*GIVEN TASK*
Every line holding the word "TradeWave" counts once. Give the total, nothing more.

*Extracted data entries*
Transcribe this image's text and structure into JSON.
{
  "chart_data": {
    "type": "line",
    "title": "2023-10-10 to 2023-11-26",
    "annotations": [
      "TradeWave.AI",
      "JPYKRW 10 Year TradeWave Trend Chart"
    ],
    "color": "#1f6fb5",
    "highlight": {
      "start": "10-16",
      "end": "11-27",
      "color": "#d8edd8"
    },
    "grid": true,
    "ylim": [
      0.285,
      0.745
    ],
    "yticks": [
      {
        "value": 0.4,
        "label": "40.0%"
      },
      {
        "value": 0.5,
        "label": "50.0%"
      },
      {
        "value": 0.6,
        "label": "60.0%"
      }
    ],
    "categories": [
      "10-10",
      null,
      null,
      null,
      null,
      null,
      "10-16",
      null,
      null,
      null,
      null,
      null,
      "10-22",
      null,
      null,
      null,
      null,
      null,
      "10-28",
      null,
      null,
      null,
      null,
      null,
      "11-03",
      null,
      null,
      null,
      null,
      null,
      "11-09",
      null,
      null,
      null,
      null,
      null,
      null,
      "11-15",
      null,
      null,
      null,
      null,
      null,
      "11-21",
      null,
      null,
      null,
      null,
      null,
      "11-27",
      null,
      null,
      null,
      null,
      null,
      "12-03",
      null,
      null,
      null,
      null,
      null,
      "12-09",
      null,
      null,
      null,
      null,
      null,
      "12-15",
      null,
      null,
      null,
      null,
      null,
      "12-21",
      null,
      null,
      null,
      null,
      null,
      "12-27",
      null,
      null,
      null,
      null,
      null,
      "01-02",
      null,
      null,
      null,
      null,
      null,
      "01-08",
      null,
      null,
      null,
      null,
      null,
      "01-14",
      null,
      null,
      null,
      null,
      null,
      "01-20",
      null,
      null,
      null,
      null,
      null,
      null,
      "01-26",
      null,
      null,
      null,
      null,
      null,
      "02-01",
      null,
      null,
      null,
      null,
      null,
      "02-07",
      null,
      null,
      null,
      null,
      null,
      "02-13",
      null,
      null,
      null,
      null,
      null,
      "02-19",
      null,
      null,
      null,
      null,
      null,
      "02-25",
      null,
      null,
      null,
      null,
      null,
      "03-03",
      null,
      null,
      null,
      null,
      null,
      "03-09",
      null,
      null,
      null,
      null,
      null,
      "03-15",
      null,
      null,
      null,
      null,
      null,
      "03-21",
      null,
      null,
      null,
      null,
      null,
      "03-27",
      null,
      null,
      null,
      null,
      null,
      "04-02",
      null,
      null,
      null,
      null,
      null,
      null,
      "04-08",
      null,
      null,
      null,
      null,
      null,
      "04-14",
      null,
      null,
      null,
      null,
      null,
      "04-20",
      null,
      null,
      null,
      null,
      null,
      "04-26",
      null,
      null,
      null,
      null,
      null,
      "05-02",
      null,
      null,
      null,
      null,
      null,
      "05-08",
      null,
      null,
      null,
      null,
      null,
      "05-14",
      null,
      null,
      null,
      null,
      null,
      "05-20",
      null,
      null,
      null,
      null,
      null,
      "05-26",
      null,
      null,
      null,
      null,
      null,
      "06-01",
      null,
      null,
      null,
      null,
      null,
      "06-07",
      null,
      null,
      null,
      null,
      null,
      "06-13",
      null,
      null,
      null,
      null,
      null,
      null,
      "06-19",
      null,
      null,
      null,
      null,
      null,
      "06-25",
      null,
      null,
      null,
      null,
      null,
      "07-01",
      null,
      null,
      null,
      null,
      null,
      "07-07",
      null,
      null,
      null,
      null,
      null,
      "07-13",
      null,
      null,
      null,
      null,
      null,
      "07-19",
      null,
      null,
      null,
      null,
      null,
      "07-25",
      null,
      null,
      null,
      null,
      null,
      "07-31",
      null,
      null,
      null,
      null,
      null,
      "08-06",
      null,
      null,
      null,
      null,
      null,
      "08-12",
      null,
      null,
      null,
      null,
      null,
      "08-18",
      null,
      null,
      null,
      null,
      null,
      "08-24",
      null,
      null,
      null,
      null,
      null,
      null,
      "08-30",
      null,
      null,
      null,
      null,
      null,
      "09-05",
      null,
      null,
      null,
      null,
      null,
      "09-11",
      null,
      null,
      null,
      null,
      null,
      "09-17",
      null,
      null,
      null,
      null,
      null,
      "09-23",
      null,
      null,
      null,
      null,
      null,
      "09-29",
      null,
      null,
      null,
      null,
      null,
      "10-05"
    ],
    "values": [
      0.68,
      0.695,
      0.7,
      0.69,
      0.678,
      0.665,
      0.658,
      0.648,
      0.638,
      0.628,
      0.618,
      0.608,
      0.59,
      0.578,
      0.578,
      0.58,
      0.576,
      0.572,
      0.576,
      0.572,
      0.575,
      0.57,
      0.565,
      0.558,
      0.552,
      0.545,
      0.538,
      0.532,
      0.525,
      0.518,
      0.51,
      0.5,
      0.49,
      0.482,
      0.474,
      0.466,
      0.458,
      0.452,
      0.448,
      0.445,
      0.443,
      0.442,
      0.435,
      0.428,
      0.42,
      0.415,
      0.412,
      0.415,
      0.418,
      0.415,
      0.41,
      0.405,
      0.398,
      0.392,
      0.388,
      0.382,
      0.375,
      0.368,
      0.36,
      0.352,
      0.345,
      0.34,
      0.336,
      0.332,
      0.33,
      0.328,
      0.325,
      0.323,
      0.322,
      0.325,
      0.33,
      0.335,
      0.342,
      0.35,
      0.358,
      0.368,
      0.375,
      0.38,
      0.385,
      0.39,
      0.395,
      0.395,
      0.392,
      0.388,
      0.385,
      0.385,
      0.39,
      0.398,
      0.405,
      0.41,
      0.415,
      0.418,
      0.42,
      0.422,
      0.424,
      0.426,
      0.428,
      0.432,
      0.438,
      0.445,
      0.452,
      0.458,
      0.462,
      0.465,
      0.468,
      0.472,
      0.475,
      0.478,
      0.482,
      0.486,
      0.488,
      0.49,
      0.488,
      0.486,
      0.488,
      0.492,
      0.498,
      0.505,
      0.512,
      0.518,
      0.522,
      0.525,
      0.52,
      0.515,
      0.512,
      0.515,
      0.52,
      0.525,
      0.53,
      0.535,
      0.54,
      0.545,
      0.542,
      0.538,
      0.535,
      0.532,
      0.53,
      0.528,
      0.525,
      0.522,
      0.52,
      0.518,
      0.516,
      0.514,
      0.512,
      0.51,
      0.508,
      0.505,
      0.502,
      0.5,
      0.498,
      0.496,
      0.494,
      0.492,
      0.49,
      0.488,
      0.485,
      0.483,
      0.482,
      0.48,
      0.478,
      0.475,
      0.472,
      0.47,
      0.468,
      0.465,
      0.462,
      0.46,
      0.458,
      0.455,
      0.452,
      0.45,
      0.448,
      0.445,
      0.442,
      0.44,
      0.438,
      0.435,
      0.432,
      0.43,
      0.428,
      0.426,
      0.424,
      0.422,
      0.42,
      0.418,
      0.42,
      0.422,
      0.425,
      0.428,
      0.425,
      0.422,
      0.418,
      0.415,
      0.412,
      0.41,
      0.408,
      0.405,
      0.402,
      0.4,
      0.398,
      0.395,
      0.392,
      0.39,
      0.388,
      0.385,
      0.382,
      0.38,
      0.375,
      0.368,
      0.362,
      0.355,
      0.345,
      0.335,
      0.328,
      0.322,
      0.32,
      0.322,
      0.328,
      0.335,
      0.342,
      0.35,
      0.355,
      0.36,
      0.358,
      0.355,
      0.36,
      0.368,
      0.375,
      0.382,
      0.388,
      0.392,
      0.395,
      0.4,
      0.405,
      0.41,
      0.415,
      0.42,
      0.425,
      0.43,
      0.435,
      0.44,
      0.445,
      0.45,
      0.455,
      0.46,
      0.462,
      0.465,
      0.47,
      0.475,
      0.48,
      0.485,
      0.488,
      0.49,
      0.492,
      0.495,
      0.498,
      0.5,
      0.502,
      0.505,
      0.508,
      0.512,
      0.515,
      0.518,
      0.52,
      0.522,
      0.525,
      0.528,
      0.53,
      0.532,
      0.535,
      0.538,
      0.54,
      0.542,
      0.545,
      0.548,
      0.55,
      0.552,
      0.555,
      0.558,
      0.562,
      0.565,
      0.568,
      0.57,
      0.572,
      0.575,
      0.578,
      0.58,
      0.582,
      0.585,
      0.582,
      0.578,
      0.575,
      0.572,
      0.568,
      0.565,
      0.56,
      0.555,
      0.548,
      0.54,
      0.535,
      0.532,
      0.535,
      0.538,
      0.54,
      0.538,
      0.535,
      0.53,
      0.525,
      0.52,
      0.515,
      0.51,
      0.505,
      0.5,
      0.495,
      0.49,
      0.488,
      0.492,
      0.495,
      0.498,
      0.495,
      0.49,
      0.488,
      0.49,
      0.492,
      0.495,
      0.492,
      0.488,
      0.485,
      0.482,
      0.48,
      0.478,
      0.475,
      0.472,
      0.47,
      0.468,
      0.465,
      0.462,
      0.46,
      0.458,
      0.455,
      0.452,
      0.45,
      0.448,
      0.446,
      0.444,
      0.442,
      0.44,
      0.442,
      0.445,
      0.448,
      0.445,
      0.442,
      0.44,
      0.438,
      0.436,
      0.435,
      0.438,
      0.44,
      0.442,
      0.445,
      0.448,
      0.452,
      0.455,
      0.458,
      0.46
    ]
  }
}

*ANSWER TO THIS EXERCISE*
2